[Begin Dataset rows]

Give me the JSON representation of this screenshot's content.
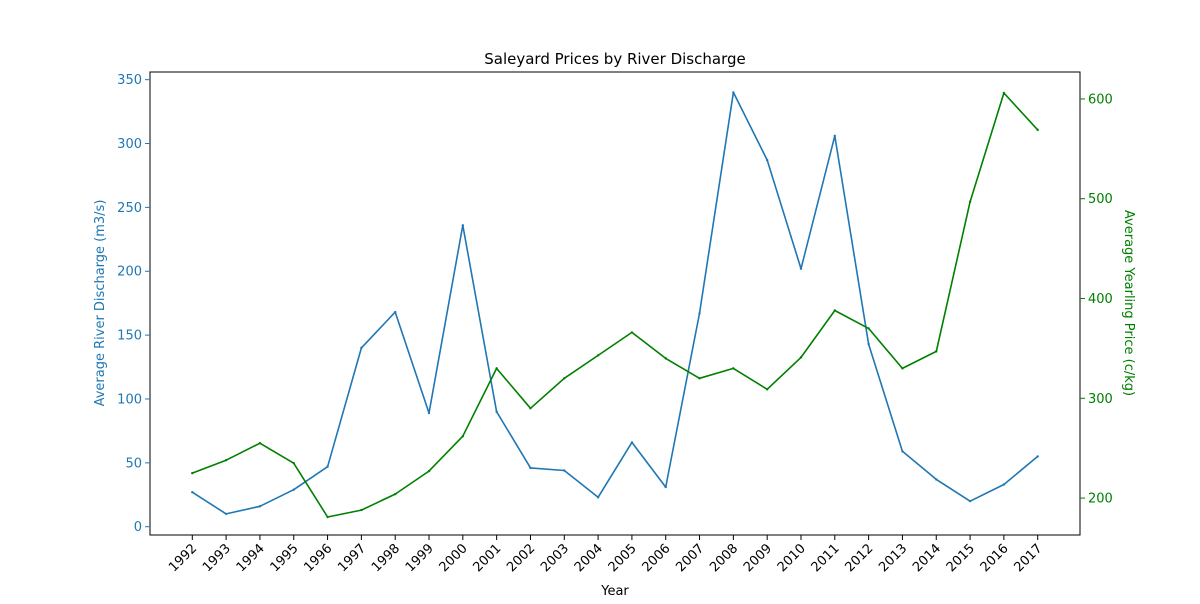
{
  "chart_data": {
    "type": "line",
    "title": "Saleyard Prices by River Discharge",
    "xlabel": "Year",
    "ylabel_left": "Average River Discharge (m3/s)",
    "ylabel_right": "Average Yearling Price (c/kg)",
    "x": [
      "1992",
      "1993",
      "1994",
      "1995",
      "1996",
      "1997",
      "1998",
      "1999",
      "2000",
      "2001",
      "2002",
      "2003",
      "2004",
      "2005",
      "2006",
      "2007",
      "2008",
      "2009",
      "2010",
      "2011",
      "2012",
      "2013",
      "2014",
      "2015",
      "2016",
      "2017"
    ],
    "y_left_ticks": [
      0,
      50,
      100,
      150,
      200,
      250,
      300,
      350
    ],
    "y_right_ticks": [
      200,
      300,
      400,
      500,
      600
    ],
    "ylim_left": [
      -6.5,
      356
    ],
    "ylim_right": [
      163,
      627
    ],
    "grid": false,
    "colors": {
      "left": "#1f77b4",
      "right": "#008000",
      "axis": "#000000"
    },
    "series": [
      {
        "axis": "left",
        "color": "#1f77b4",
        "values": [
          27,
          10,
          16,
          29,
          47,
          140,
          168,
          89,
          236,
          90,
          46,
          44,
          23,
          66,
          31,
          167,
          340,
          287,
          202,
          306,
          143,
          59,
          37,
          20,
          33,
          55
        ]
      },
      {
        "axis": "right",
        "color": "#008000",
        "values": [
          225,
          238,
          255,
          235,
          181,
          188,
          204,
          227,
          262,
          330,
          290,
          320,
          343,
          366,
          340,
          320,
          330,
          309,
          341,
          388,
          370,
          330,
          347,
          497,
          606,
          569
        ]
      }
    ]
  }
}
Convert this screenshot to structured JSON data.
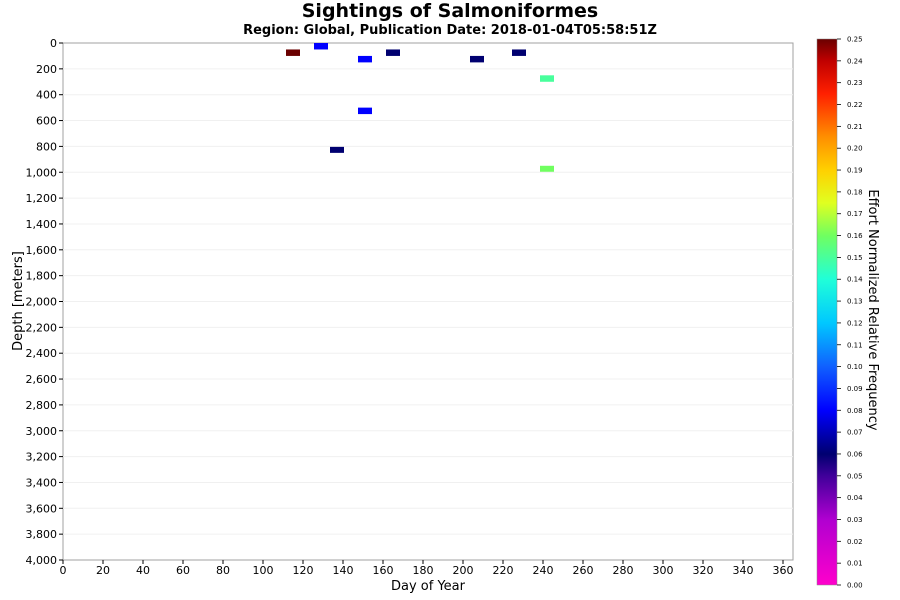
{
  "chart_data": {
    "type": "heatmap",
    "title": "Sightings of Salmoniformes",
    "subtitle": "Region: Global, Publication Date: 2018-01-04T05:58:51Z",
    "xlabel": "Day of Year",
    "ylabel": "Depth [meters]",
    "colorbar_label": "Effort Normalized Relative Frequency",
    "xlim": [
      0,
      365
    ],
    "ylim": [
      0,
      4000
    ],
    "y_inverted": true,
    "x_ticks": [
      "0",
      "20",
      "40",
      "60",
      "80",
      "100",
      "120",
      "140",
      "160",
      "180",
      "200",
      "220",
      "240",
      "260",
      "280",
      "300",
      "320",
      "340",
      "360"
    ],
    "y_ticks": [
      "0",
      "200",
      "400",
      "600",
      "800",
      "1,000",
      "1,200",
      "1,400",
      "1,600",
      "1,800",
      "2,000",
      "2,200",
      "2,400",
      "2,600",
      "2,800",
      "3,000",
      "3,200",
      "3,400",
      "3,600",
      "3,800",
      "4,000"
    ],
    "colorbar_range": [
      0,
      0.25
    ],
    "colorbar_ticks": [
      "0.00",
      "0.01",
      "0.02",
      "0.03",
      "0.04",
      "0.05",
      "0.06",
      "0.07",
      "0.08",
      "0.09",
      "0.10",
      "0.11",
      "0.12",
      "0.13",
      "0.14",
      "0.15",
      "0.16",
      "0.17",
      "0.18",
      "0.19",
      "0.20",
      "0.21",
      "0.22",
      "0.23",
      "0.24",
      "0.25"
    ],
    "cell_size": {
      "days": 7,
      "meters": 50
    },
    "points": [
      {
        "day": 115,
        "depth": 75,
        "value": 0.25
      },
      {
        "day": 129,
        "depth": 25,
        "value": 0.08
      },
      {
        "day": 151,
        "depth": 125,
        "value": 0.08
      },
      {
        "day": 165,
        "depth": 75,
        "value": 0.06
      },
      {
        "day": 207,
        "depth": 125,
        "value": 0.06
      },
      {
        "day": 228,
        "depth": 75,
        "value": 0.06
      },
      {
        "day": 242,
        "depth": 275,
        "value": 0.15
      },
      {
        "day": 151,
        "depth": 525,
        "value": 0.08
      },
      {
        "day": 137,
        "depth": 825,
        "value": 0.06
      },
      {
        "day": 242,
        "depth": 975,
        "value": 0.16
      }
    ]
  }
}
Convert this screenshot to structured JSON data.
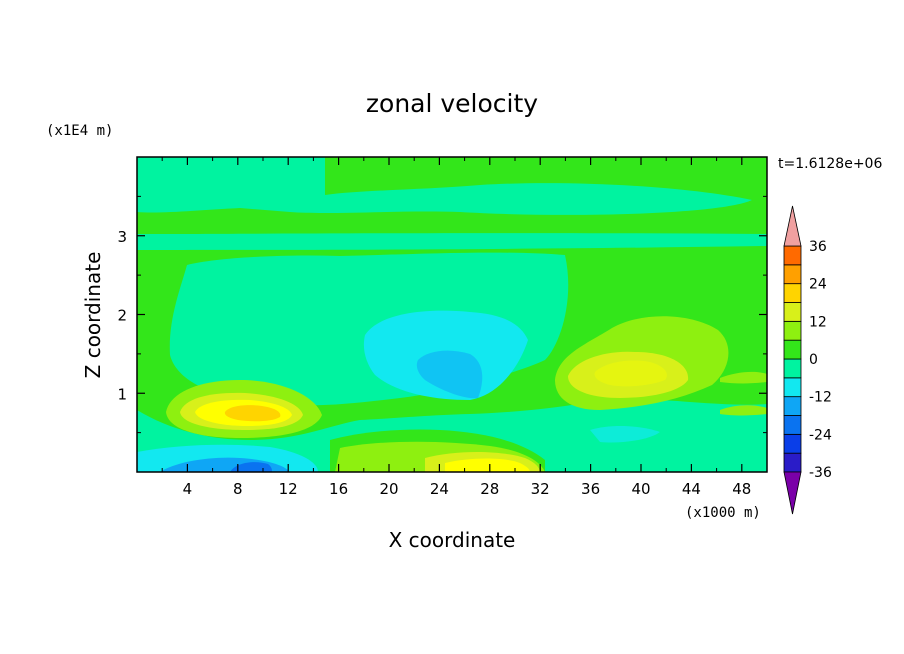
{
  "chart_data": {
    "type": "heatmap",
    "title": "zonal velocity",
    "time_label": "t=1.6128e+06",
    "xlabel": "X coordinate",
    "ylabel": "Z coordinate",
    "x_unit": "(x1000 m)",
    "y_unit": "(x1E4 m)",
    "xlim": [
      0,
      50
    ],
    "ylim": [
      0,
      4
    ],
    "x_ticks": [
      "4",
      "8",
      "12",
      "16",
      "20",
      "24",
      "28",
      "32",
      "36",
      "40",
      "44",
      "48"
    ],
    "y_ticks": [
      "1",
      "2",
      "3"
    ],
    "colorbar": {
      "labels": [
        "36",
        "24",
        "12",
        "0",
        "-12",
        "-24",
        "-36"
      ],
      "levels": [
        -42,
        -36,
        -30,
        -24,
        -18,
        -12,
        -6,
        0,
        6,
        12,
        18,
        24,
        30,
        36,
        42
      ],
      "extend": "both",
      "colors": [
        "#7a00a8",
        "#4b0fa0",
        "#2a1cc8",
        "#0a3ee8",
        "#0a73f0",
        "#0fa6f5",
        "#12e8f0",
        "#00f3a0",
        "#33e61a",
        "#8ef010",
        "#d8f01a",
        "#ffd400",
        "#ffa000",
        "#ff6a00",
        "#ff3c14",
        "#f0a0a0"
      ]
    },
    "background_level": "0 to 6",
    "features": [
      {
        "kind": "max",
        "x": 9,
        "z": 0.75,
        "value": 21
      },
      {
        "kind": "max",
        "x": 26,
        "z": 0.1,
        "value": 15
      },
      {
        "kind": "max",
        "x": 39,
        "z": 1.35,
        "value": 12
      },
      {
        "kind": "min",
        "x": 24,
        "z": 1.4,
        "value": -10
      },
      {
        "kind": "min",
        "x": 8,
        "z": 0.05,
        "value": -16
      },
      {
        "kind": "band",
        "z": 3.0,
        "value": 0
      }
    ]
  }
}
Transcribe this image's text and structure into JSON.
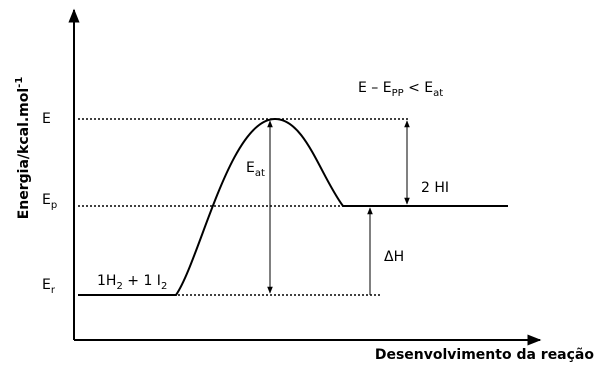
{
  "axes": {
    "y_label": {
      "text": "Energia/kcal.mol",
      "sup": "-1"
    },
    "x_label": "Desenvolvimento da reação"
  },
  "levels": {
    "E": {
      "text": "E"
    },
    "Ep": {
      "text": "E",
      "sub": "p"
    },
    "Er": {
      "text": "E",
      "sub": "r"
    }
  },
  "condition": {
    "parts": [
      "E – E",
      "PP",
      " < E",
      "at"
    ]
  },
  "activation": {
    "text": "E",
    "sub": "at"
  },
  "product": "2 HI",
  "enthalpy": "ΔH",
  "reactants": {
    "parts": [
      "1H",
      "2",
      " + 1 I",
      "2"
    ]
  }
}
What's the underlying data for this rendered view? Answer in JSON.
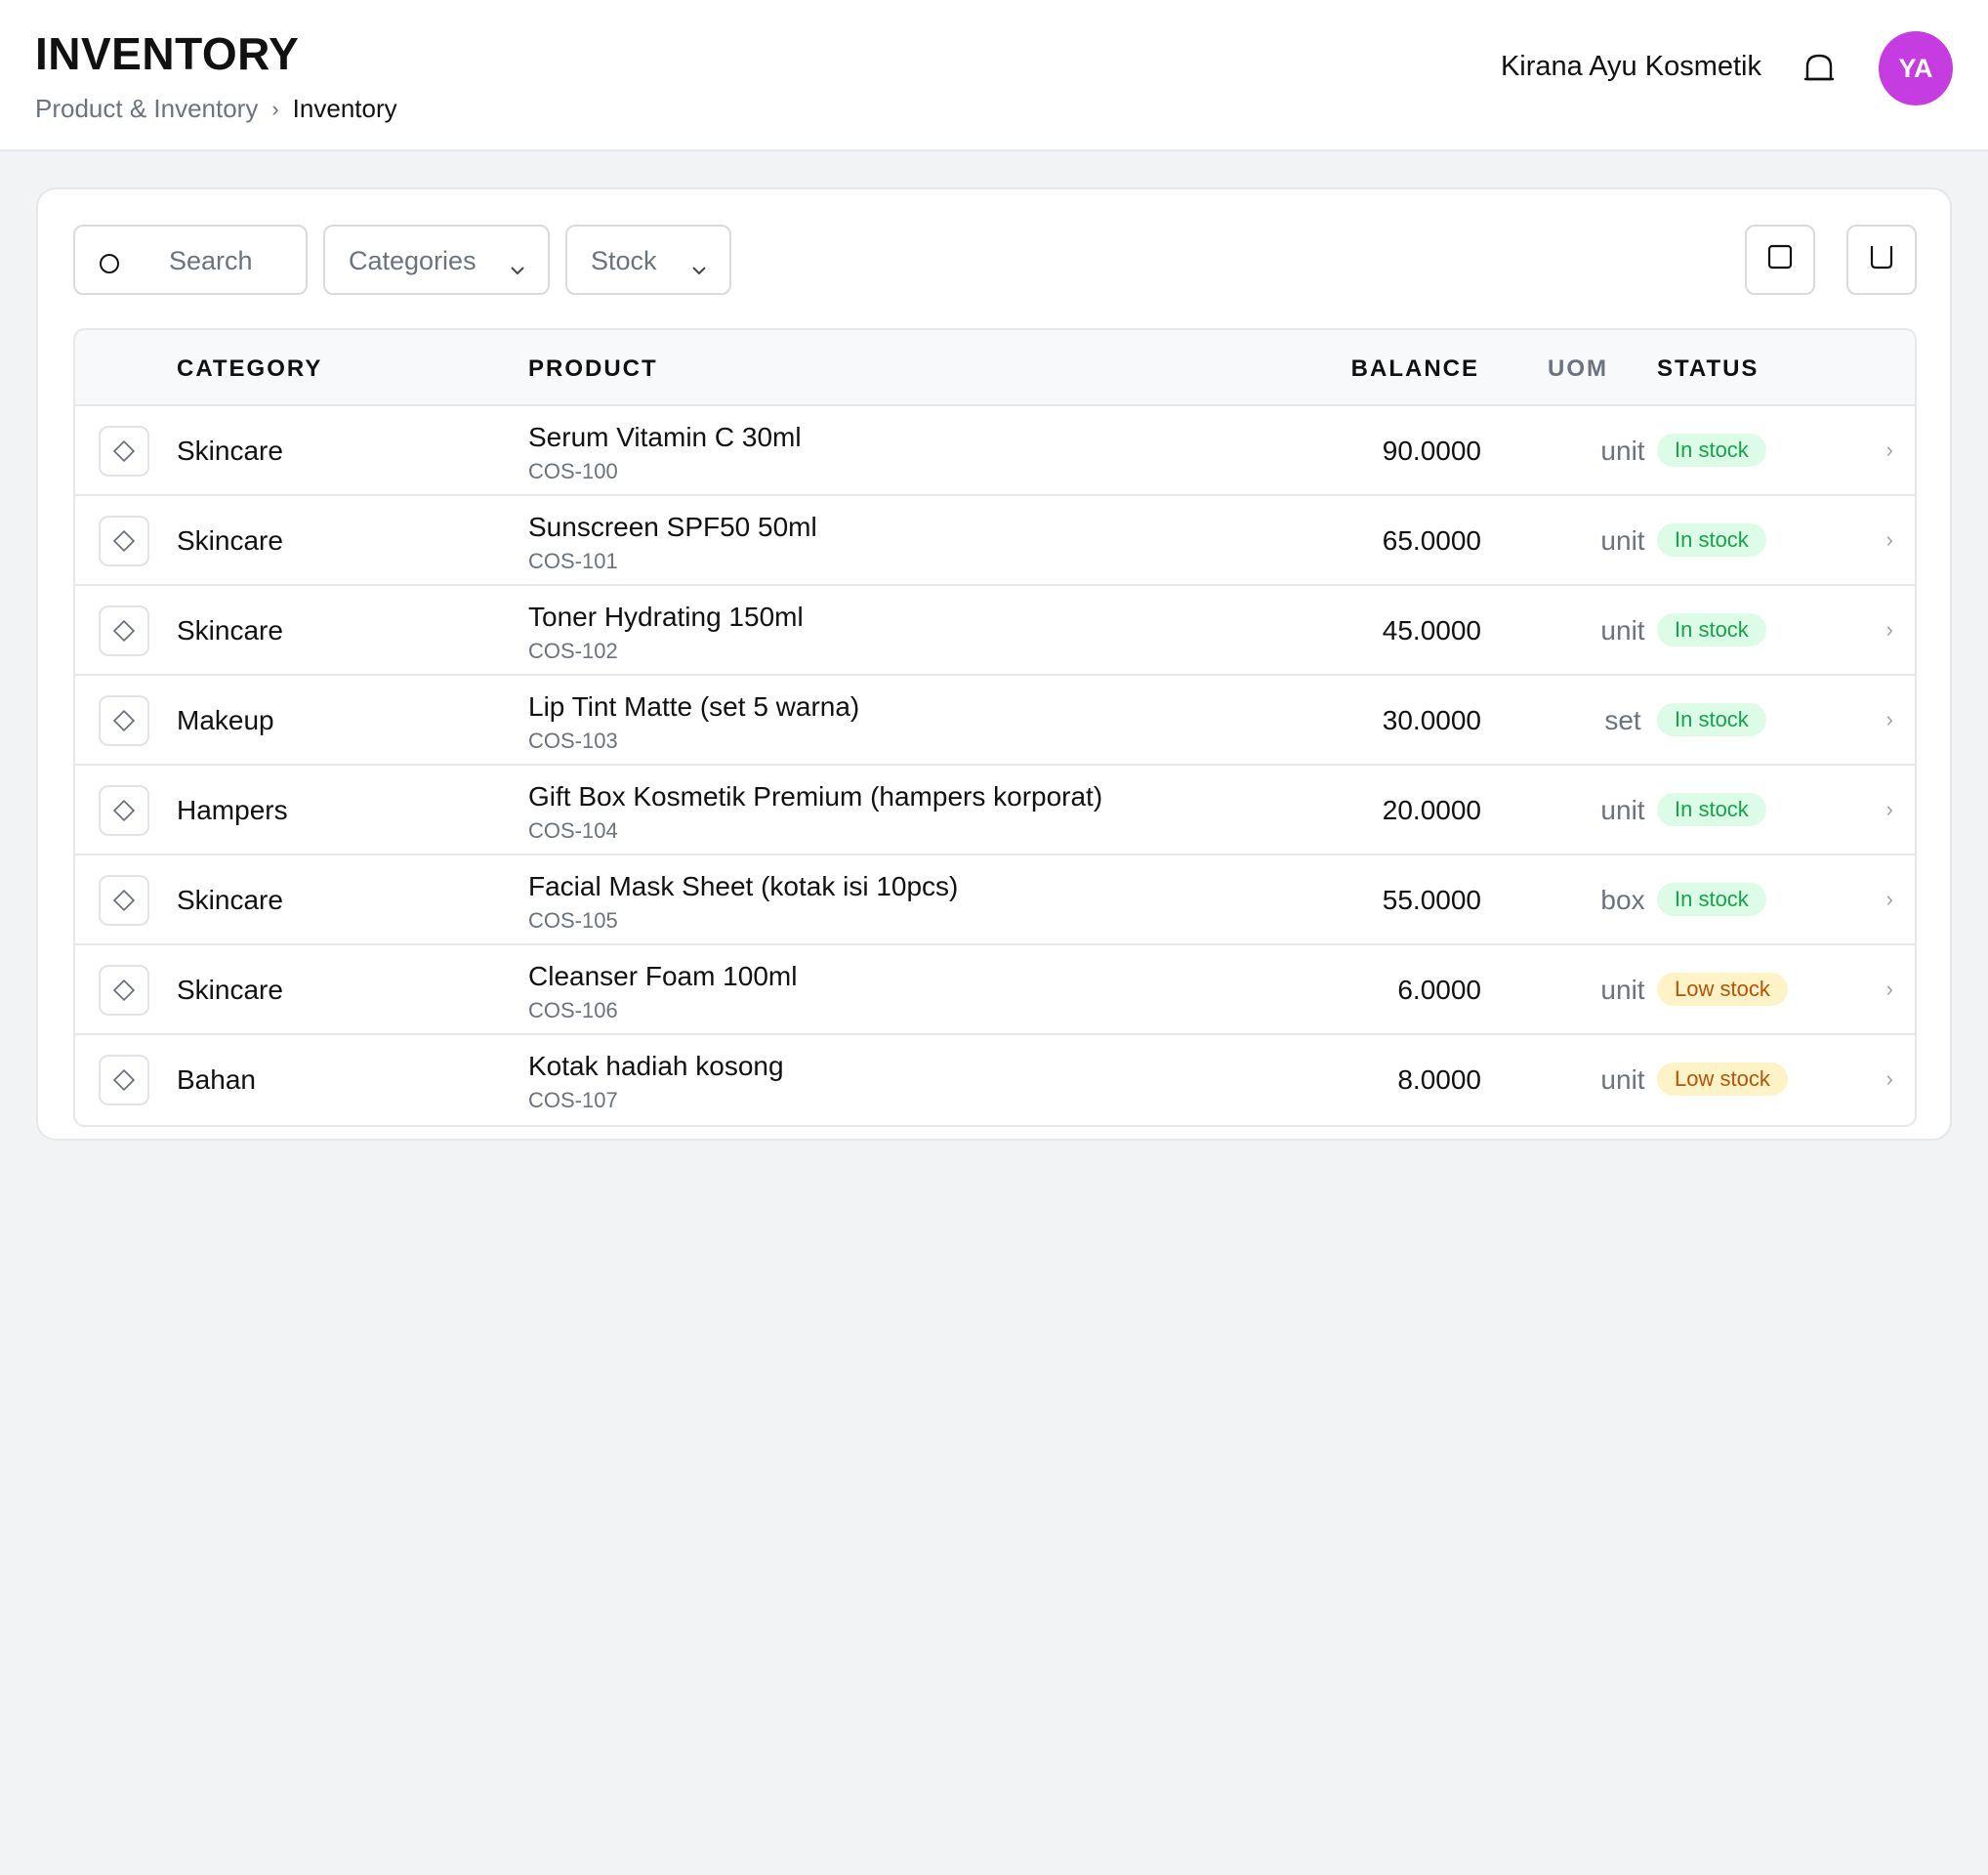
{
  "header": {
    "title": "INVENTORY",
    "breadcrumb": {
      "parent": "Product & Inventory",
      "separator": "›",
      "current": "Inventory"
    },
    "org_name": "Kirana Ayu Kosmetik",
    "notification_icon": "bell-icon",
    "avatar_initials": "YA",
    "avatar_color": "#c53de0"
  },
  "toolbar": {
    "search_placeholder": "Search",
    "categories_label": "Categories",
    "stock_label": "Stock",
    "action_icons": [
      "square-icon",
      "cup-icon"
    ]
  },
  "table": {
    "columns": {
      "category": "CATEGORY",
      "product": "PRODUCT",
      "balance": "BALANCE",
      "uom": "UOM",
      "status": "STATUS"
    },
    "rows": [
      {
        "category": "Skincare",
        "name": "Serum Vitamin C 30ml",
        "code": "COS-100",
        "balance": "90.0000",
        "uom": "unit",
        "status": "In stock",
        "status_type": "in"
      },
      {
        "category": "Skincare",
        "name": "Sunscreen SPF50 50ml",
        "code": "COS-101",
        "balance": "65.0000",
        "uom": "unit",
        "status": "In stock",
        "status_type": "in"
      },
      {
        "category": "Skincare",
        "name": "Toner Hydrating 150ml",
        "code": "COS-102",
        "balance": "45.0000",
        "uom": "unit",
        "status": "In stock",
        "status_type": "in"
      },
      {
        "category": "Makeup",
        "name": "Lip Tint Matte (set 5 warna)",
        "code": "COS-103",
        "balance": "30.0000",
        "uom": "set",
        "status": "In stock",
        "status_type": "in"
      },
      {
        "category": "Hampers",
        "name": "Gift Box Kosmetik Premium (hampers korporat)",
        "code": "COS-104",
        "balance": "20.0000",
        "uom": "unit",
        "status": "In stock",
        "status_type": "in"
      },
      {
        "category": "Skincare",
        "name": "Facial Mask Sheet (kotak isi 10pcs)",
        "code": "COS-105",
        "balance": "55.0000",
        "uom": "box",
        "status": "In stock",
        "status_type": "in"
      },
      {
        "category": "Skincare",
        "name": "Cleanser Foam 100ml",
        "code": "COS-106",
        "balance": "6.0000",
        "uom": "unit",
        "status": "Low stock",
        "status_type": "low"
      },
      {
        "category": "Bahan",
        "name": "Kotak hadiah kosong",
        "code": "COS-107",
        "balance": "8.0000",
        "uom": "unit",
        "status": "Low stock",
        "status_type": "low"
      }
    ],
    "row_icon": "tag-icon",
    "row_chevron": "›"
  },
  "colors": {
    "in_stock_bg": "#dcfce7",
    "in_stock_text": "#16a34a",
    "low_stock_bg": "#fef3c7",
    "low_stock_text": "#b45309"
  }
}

[End Dataset rows]

Extract all lines from the data in which "xlabel" is found.

    "xlabel": "Year",
    "xlabel": "Day of Year",
    "xlabel": "X coordinate",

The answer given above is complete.